→ **Task details**: Extract from the listing each line in which the word "medical" appears.

== Supplied data ==

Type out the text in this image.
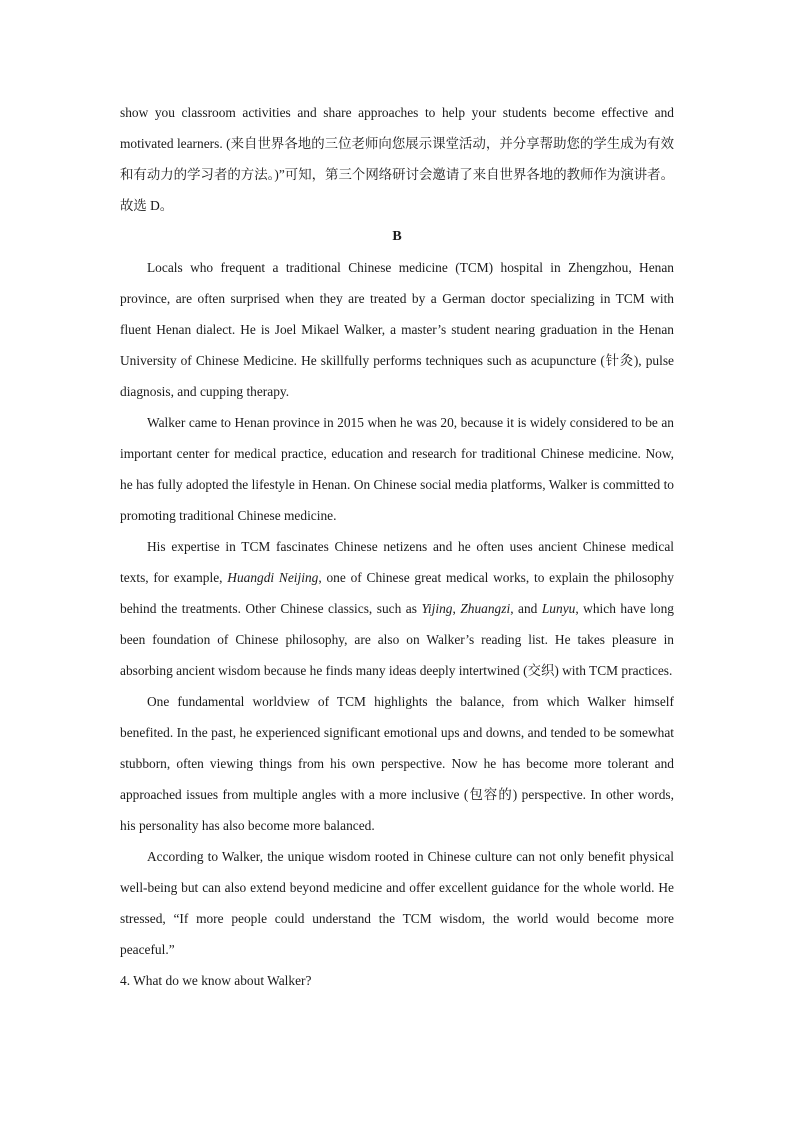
show you classroom activities and share approaches to help your students become effective and motivated learners. (来自世界各地的三位老师向您展示课堂活动，并分享帮助您的学生成为有效和有动力的学习者的方法。)”可知，第三个网络研讨会邀请了来自世界各地的教师作为演讲者。故选 D。

B

Locals who frequent a traditional Chinese medicine (TCM) hospital in Zhengzhou, Henan province, are often surprised when they are treated by a German doctor specializing in TCM with fluent Henan dialect. He is Joel Mikael Walker, a master’s student nearing graduation in the Henan University of Chinese Medicine. He skillfully performs techniques such as acupuncture (针灸), pulse diagnosis, and cupping therapy.

Walker came to Henan province in 2015 when he was 20, because it is widely considered to be an important center for medical practice, education and research for traditional Chinese medicine. Now, he has fully adopted the lifestyle in Henan. On Chinese social media platforms, Walker is committed to promoting traditional Chinese medicine.

His expertise in TCM fascinates Chinese netizens and he often uses ancient Chinese medical texts, for example, Huangdi Neijing, one of Chinese great medical works, to explain the philosophy behind the treatments. Other Chinese classics, such as Yijing, Zhuangzi, and Lunyu, which have long been foundation of Chinese philosophy, are also on Walker’s reading list. He takes pleasure in absorbing ancient wisdom because he finds many ideas deeply intertwined (交织) with TCM practices.

One fundamental worldview of TCM highlights the balance, from which Walker himself benefited. In the past, he experienced significant emotional ups and downs, and tended to be somewhat stubborn, often viewing things from his own perspective. Now he has become more tolerant and approached issues from multiple angles with a more inclusive (包容的) perspective. In other words, his personality has also become more balanced.

According to Walker, the unique wisdom rooted in Chinese culture can not only benefit physical well-being but can also extend beyond medicine and offer excellent guidance for the whole world. He stressed, “If more people could understand the TCM wisdom, the world would become more peaceful.”

4. What do we know about Walker?
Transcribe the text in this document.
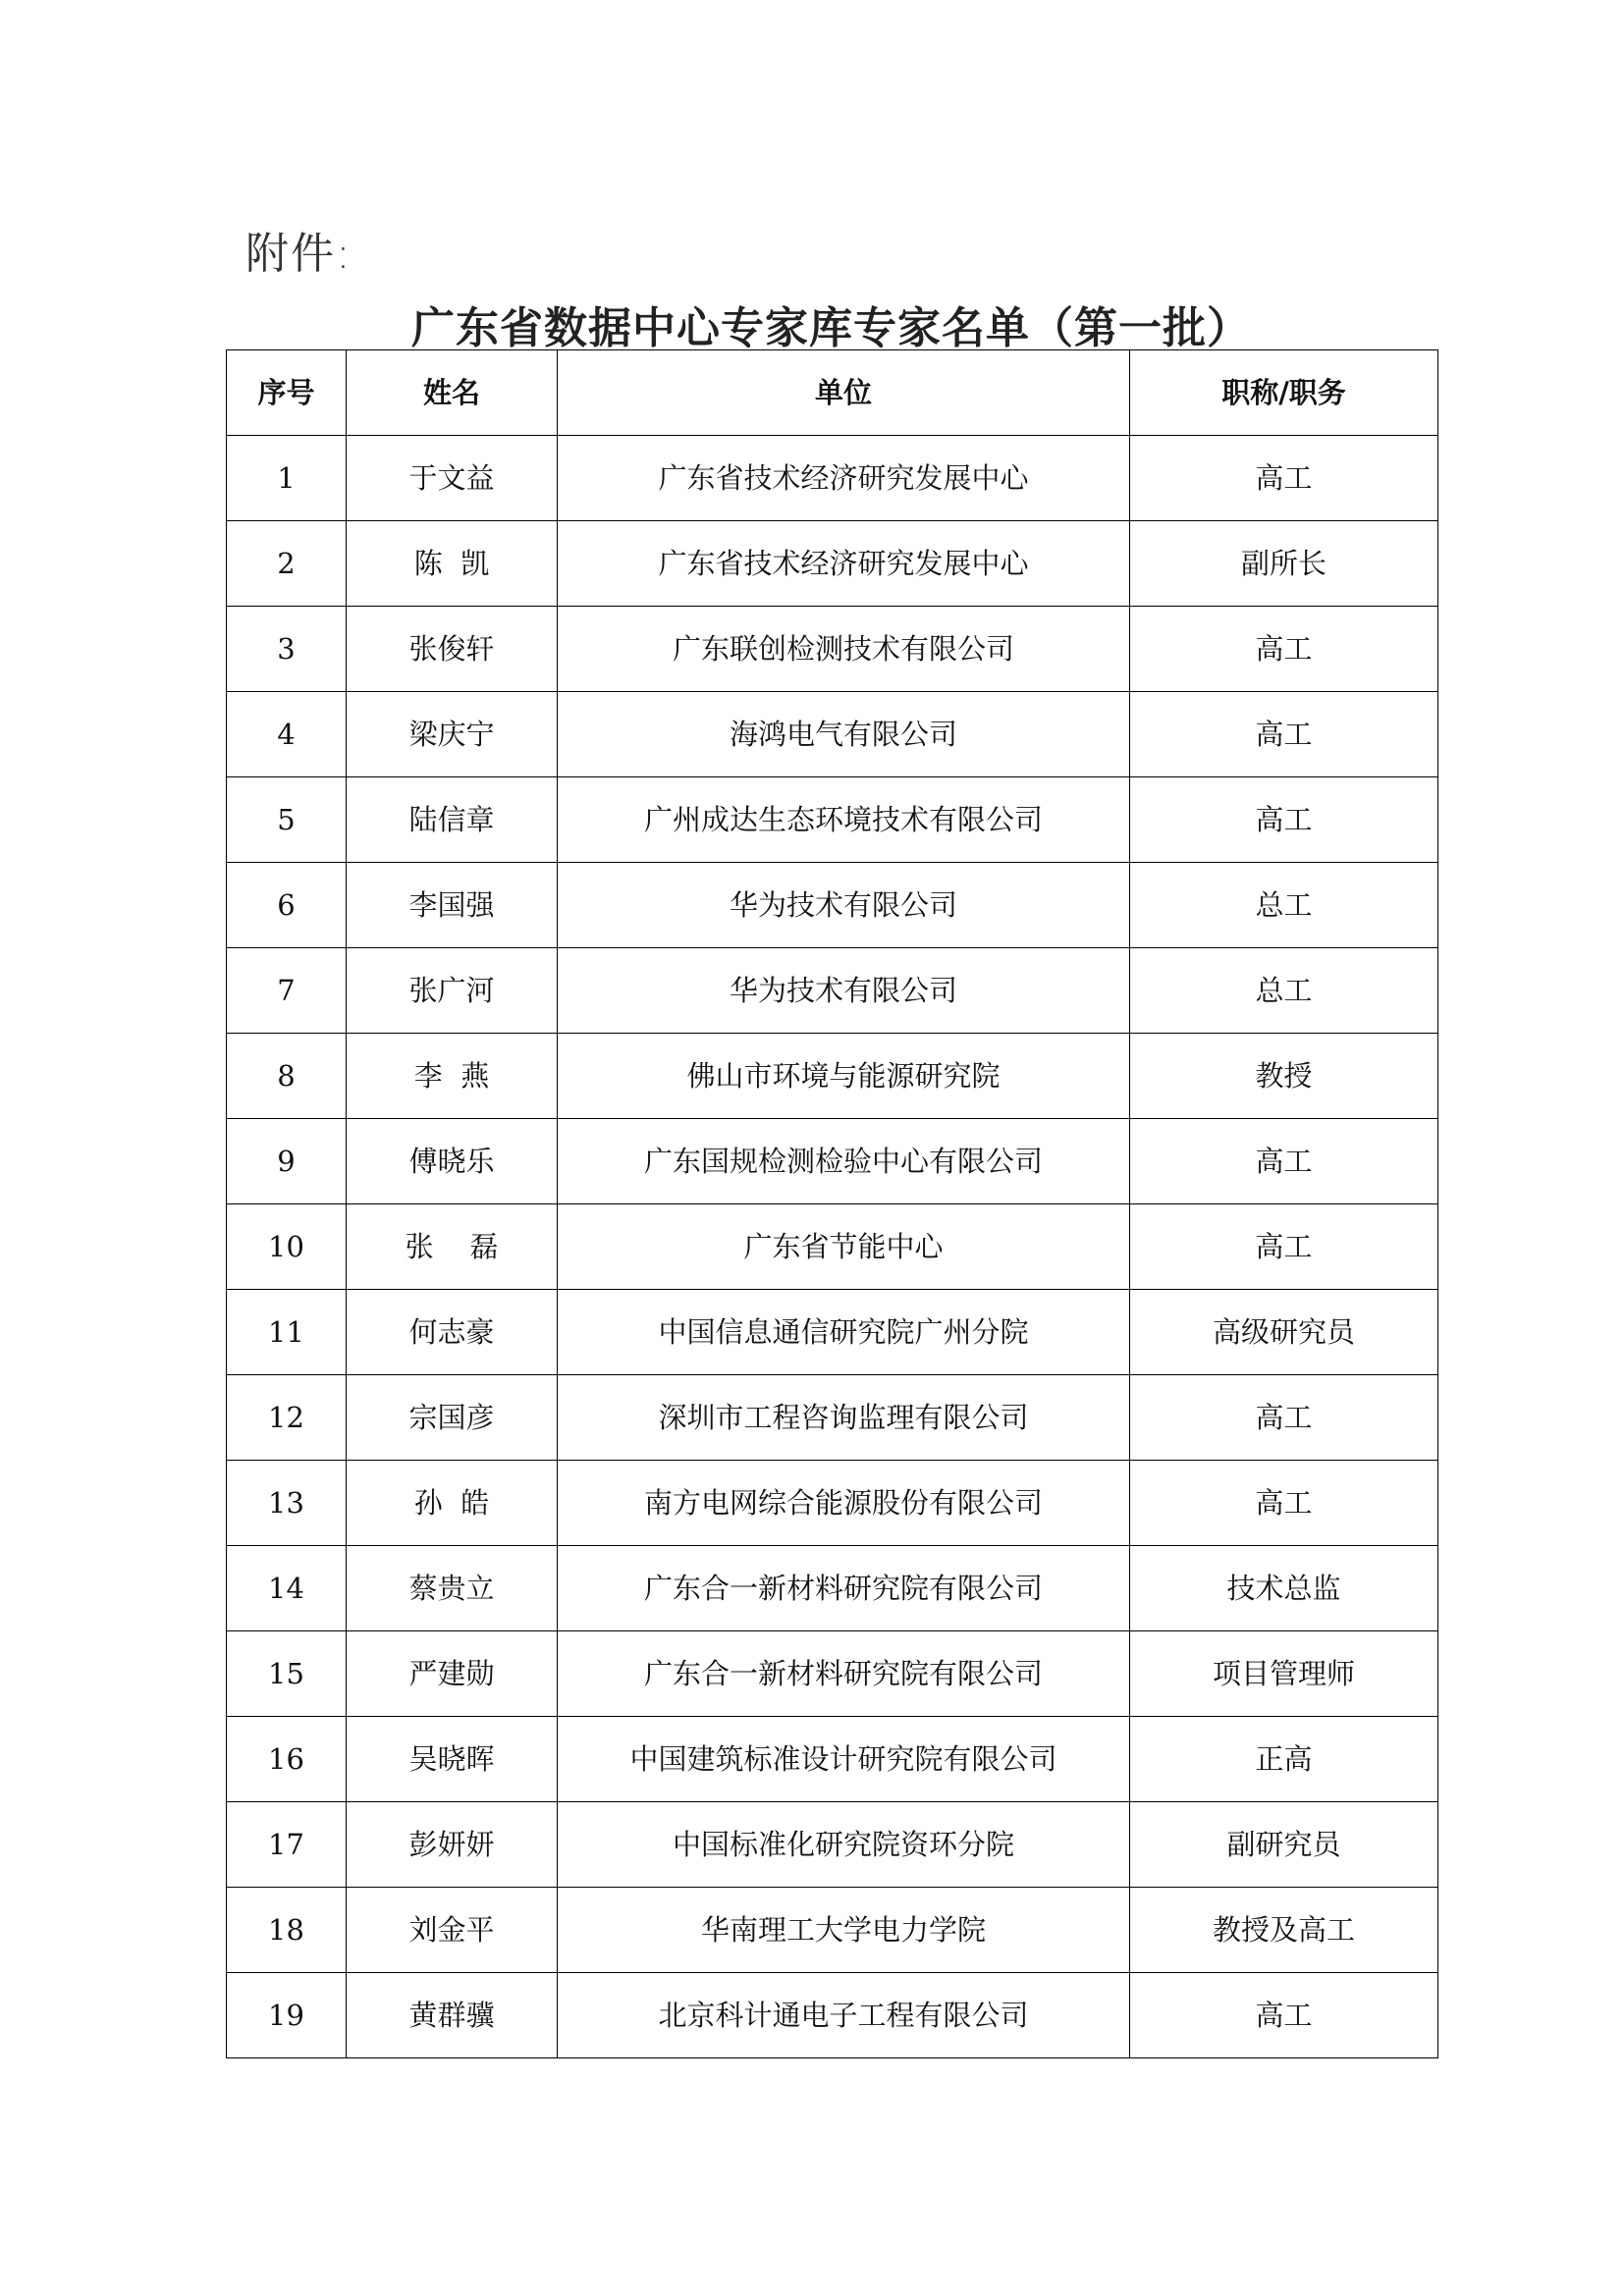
附件:
广东省数据中心专家库专家名单（第一批）
序号	姓名	单位	职称/职务
1	于文益	广东省技术经济研究发展中心	高工
2	陈  凯	广东省技术经济研究发展中心	副所长
3	张俊轩	广东联创检测技术有限公司	高工
4	梁庆宁	海鸿电气有限公司	高工
5	陆信章	广州成达生态环境技术有限公司	高工
6	李国强	华为技术有限公司	总工
7	张广河	华为技术有限公司	总工
8	李  燕	佛山市环境与能源研究院	教授
9	傅晓乐	广东国规检测检验中心有限公司	高工
10	张    磊	广东省节能中心	高工
11	何志豪	中国信息通信研究院广州分院	高级研究员
12	宗国彦	深圳市工程咨询监理有限公司	高工
13	孙  皓	南方电网综合能源股份有限公司	高工
14	蔡贵立	广东合一新材料研究院有限公司	技术总监
15	严建勋	广东合一新材料研究院有限公司	项目管理师
16	吴晓晖	中国建筑标准设计研究院有限公司	正高
17	彭妍妍	中国标准化研究院资环分院	副研究员
18	刘金平	华南理工大学电力学院	教授及高工
19	黄群骥	北京科计通电子工程有限公司	高工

===

→ **Result for this task**:
Walker came to Henan province in 2015 when he was 20, because it is widely considered to be an important center for medical practice, education and research for traditional Chinese medicine. Now, he has fully adopted the lifestyle in Henan. On Chinese social media platforms, Walker is committed to promoting traditional Chinese medicine.
His expertise in TCM fascinates Chinese netizens and he often uses ancient Chinese medical texts, for example, Huangdi Neijing, one of Chinese great medical works, to explain the philosophy behind the treatments. Other Chinese classics, such as Yijing, Zhuangzi, and Lunyu, which have long been foundation of Chinese philosophy, are also on Walker’s reading list. He takes pleasure in absorbing ancient wisdom because he finds many ideas deeply intertwined (交织) with TCM practices.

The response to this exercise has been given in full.